◆ INSTRUCTIONS TO FOLLOW
Using the records below, count the lines with "subtitle" in them. Give the number only.

◆ RAW DATA
______________________________

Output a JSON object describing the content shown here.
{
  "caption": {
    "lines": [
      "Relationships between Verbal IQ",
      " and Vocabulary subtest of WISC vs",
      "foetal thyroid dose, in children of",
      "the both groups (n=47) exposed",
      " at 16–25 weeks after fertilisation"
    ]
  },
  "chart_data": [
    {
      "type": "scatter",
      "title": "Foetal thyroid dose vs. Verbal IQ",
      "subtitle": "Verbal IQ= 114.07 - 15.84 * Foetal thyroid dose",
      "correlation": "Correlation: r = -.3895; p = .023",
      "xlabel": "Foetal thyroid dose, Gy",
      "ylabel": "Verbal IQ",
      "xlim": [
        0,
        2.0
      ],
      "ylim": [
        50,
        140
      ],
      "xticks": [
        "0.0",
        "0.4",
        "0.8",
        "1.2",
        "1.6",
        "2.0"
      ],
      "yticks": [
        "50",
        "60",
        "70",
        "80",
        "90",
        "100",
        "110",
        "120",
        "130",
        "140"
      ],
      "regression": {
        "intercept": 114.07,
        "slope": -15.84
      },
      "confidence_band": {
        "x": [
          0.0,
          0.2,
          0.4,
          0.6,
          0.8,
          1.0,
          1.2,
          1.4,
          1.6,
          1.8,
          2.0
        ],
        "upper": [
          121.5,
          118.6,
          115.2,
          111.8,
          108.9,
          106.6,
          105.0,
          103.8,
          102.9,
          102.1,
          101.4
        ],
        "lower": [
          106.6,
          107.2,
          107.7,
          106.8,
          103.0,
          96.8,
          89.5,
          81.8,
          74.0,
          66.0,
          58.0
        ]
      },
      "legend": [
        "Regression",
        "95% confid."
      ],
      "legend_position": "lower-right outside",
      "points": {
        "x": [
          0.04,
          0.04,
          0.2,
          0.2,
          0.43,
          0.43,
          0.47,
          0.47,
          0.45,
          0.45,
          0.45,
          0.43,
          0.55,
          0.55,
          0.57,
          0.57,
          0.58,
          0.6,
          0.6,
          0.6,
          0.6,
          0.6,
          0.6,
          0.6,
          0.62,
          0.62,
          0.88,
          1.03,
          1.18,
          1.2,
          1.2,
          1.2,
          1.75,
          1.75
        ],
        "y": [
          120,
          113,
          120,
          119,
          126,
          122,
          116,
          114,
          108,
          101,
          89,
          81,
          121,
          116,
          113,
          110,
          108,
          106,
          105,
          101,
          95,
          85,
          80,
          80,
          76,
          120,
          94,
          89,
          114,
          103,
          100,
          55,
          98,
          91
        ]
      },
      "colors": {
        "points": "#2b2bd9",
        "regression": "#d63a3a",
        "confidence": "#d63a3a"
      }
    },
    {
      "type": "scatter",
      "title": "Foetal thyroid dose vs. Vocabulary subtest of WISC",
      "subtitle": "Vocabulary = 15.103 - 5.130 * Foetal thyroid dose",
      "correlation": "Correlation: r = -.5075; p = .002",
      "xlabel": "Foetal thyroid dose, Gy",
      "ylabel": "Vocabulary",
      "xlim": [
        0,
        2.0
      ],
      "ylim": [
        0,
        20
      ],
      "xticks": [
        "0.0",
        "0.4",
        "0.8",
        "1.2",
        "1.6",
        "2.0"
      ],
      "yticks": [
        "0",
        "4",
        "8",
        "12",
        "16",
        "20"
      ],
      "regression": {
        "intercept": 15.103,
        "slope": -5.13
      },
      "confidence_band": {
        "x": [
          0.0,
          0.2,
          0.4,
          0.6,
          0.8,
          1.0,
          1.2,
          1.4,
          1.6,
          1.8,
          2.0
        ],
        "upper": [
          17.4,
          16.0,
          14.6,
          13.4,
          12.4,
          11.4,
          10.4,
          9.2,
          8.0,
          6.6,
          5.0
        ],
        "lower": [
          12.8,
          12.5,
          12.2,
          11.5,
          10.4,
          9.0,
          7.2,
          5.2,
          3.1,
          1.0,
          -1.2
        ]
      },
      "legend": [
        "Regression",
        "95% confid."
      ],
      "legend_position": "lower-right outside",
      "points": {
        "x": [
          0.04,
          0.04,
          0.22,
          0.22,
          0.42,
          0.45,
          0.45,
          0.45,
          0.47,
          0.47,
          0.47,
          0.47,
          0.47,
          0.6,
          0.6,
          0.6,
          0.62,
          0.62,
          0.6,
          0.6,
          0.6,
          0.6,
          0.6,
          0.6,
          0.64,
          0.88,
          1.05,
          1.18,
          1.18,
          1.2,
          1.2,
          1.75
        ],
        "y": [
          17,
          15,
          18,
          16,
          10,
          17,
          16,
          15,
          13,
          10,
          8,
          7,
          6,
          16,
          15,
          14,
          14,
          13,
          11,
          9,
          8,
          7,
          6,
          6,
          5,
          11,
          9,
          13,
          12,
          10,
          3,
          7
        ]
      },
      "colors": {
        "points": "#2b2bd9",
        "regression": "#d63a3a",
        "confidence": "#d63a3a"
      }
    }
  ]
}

______________________________

◆ SOLVED EXERCISE
2